··· ENTRIES
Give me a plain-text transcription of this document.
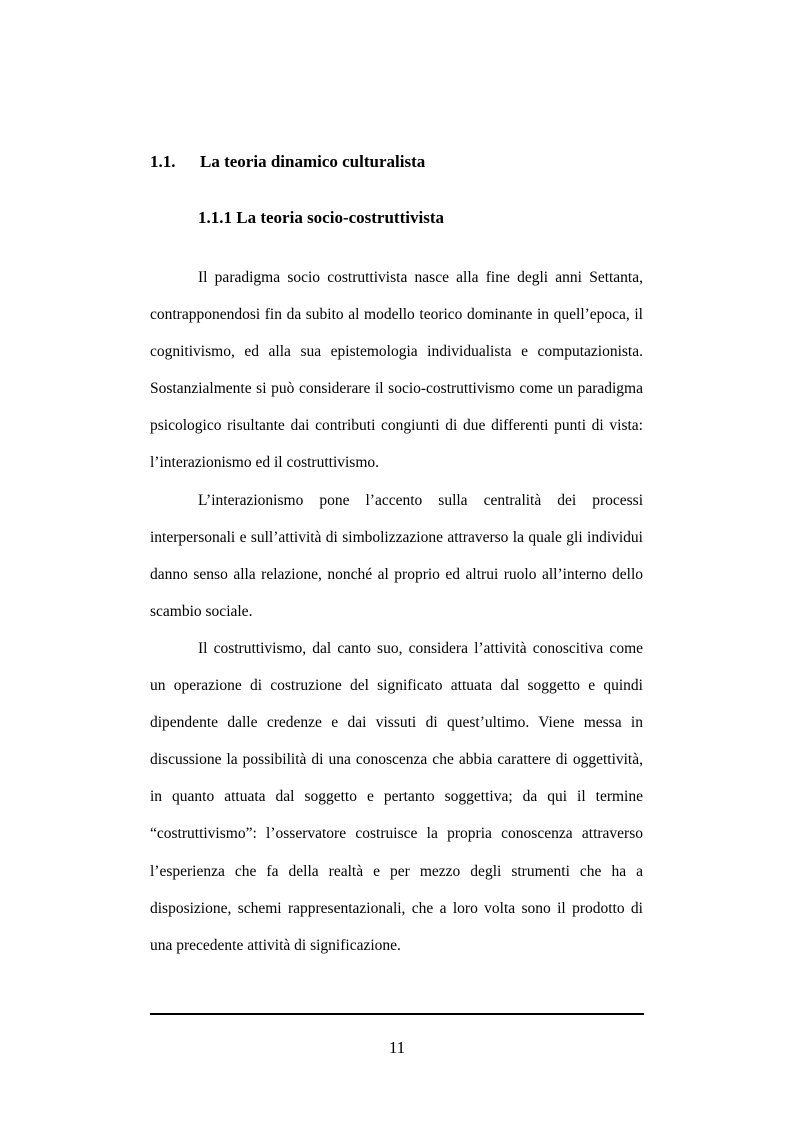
1.1. La teoria dinamico culturalista
1.1.1 La teoria socio-costruttivista

Il paradigma socio costruttivista nasce alla fine degli anni Settanta, contrapponendosi fin da subito al modello teorico dominante in quell’epoca, il cognitivismo, ed alla sua epistemologia individualista e computazionista. Sostanzialmente si può considerare il socio-costruttivismo come un paradigma psicologico risultante dai contributi congiunti di due differenti punti di vista: l’interazionismo ed il costruttivismo.

L’interazionismo pone l’accento sulla centralità dei processi interpersonali e sull’attività di simbolizzazione attraverso la quale gli individui danno senso alla relazione, nonché al proprio ed altrui ruolo all’interno dello scambio sociale.

Il costruttivismo, dal canto suo, considera l’attività conoscitiva come un operazione di costruzione del significato attuata dal soggetto e quindi dipendente dalle credenze e dai vissuti di quest’ultimo. Viene messa in discussione la possibilità di una conoscenza che abbia carattere di oggettività, in quanto attuata dal soggetto e pertanto soggettiva; da qui il termine “costruttivismo”: l’osservatore costruisce la propria conoscenza attraverso l’esperienza che fa della realtà e per mezzo degli strumenti che ha a disposizione, schemi rappresentazionali, che a loro volta sono il prodotto di una precedente attività di significazione.

11
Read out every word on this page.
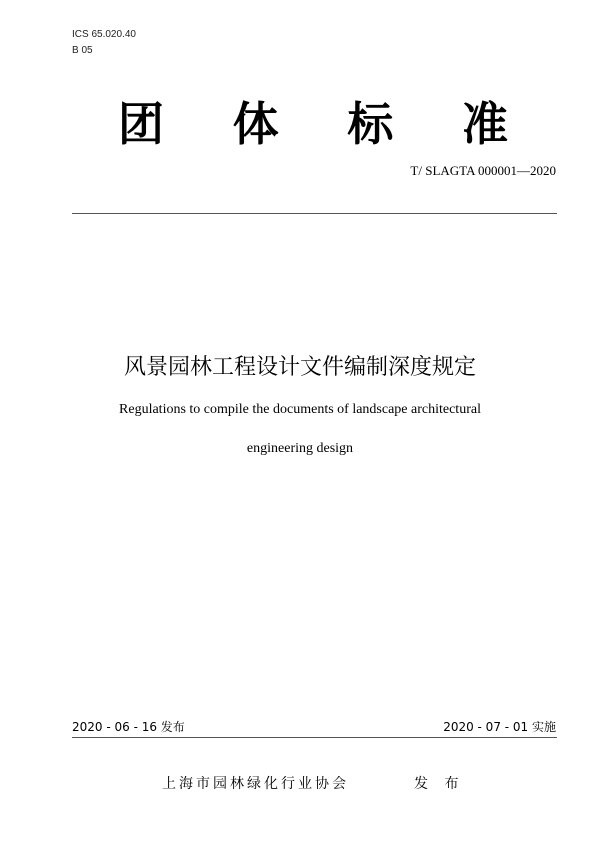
ICS 65.020.40
B 05
团 体 标 准
T/ SLAGTA 000001—2020
风景园林工程设计文件编制深度规定
Regulations to compile the documents of landscape architectural
engineering design
2020 - 06 - 16 发布	2020 - 07 - 01 实施
上海市园林绿化行业协会	发 布
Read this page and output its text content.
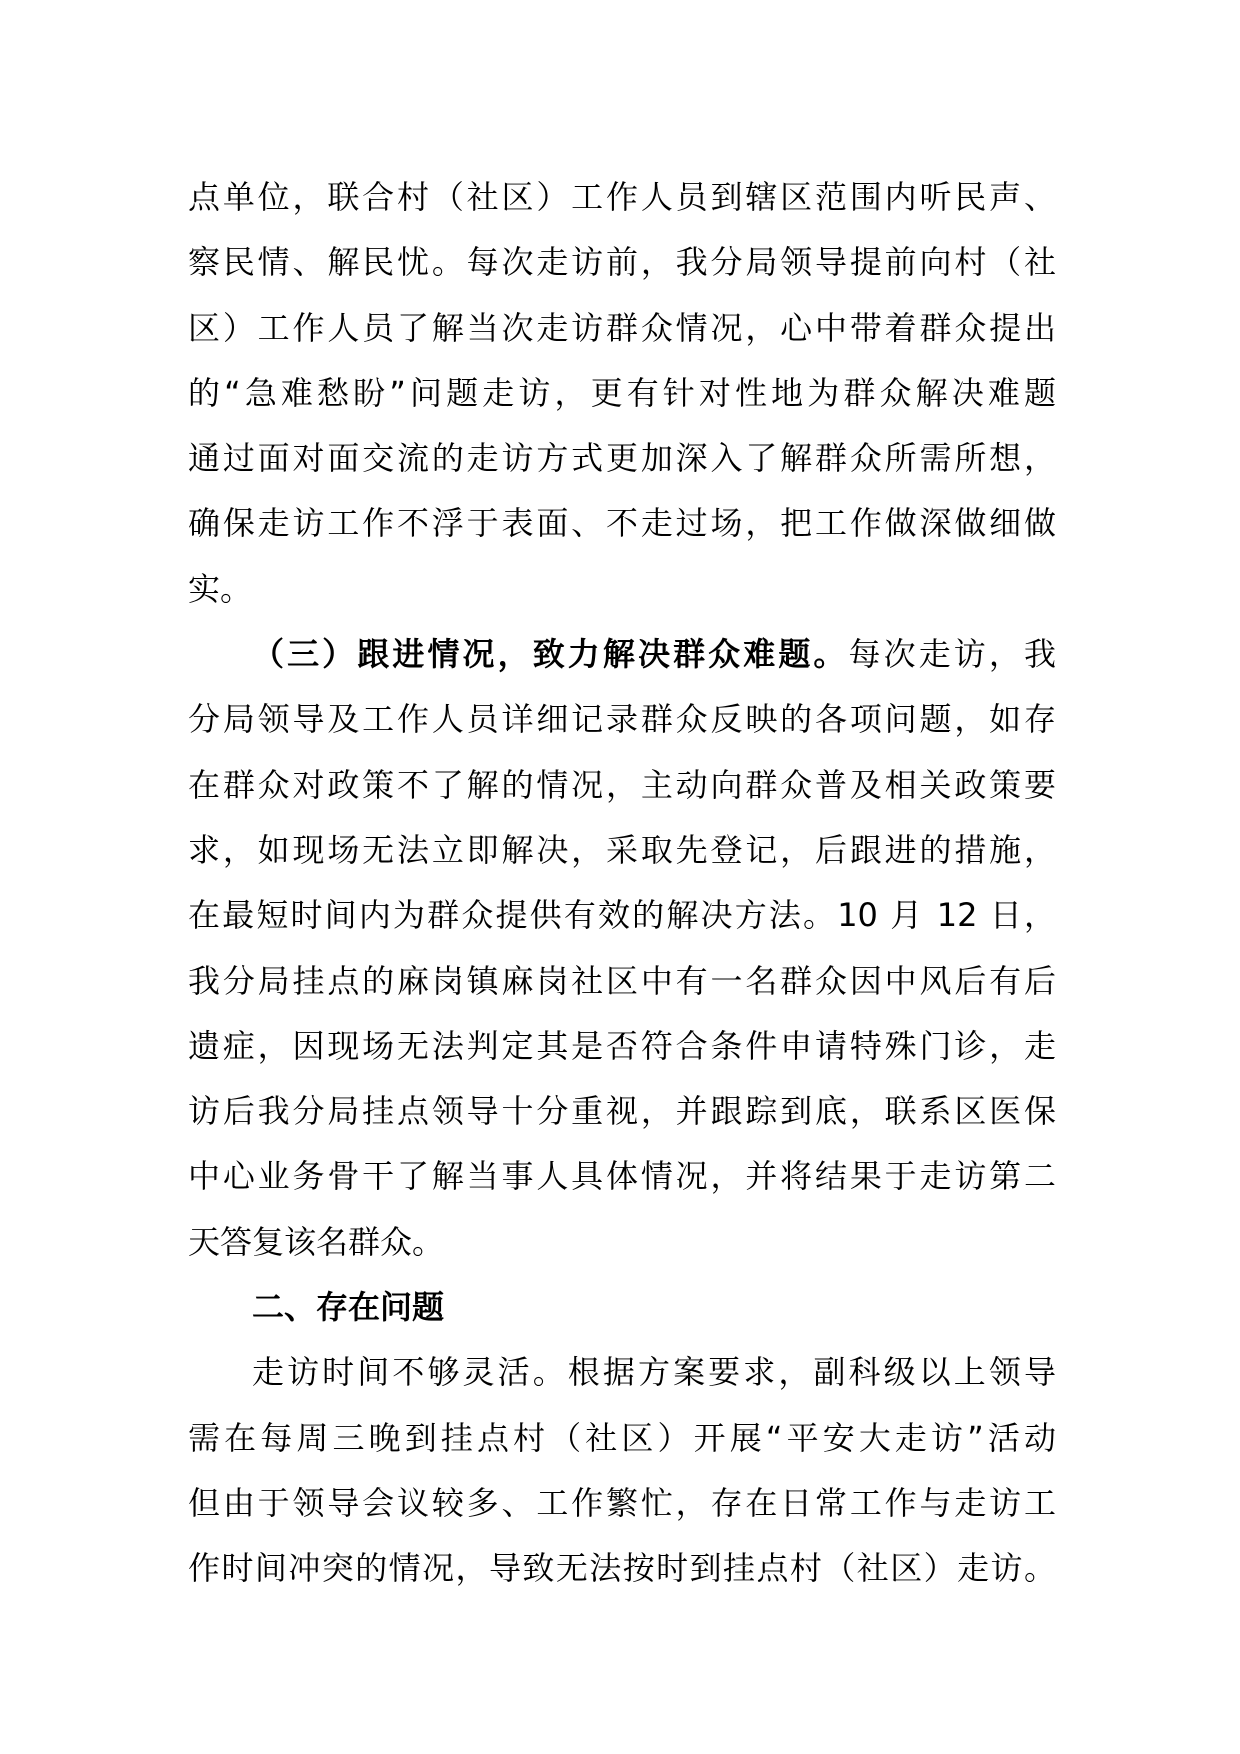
点单位，联合村（社区）工作人员到辖区范围内听民声、
察民情、解民忧。每次走访前，我分局领导提前向村（社
区）工作人员了解当次走访群众情况，心中带着群众提出
的“急难愁盼”问题走访，更有针对性地为群众解决难题
通过面对面交流的走访方式更加深入了解群众所需所想，
确保走访工作不浮于表面、不走过场，把工作做深做细做
实。
（三）跟进情况，致力解决群众难题。每次走访，我
分局领导及工作人员详细记录群众反映的各项问题，如存
在群众对政策不了解的情况，主动向群众普及相关政策要
求，如现场无法立即解决，采取先登记，后跟进的措施，
在最短时间内为群众提供有效的解决方法。10 月 12 日，
我分局挂点的麻岗镇麻岗社区中有一名群众因中风后有后
遗症，因现场无法判定其是否符合条件申请特殊门诊，走
访后我分局挂点领导十分重视，并跟踪到底，联系区医保
中心业务骨干了解当事人具体情况，并将结果于走访第二
天答复该名群众。
二、存在问题
走访时间不够灵活。根据方案要求，副科级以上领导
需在每周三晚到挂点村（社区）开展“平安大走访”活动
但由于领导会议较多、工作繁忙，存在日常工作与走访工
作时间冲突的情况，导致无法按时到挂点村（社区）走访。
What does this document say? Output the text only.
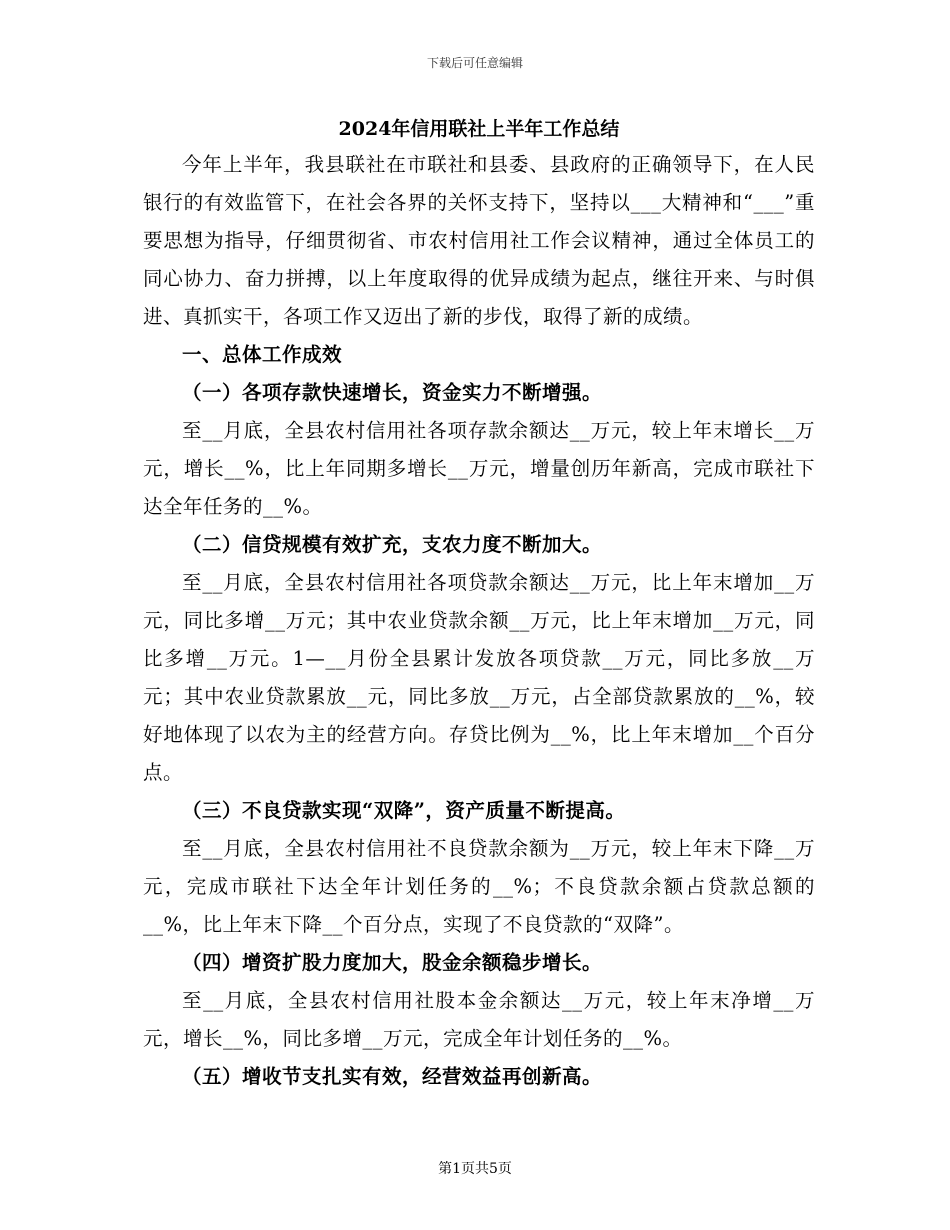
下载后可任意编辑
2024年信用联社上半年工作总结

今年上半年，我县联社在市联社和县委、县政府的正确领导下，在人民银行的有效监管下，在社会各界的关怀支持下，坚持以___大精神和“___”重要思想为指导，仔细贯彻省、市农村信用社工作会议精神，通过全体员工的同心协力、奋力拼搏，以上年度取得的优异成绩为起点，继往开来、与时俱进、真抓实干，各项工作又迈出了新的步伐，取得了新的成绩。

一、总体工作成效

（一）各项存款快速增长，资金实力不断增强。

至__月底，全县农村信用社各项存款余额达__万元，较上年末增长__万元，增长__%，比上年同期多增长__万元，增量创历年新高，完成市联社下达全年任务的__%。

（二）信贷规模有效扩充，支农力度不断加大。

至__月底，全县农村信用社各项贷款余额达__万元，比上年末增加__万元，同比多增__万元；其中农业贷款余额__万元，比上年末增加__万元，同比多增__万元。1—__月份全县累计发放各项贷款__万元，同比多放__万元；其中农业贷款累放__元，同比多放__万元，占全部贷款累放的__%，较好地体现了以农为主的经营方向。存贷比例为__%，比上年末增加__个百分点。

（三）不良贷款实现“双降”，资产质量不断提高。

至__月底，全县农村信用社不良贷款余额为__万元，较上年末下降__万元，完成市联社下达全年计划任务的__%；不良贷款余额占贷款总额的__%，比上年末下降__个百分点，实现了不良贷款的“双降”。

（四）增资扩股力度加大，股金余额稳步增长。

至__月底，全县农村信用社股本金余额达__万元，较上年末净增__万元，增长__%，同比多增__万元，完成全年计划任务的__%。

（五）增收节支扎实有效，经营效益再创新高。

第1页共5页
······
* [SET EXERCISE]
From the data, list each line in which the string "alla" appears.

* [OUTPUT FOR THIS EXERCISE]
Il paradigma socio costruttivista nasce alla fine degli anni Settanta, contrapponendosi fin da subito al modello teorico dominante in quell’epoca, il cognitivismo, ed alla sua epistemologia individualista e computazionista. Sostanzialmente si può considerare il socio-costruttivismo come un paradigma psicologico risultante dai contributi congiunti di due differenti punti di vista: l’interazionismo ed il costruttivismo.
L’interazionismo pone l’accento sulla centralità dei processi interpersonali e sull’attività di simbolizzazione attraverso la quale gli individui danno senso alla relazione, nonché al proprio ed altrui ruolo all’interno dello scambio sociale.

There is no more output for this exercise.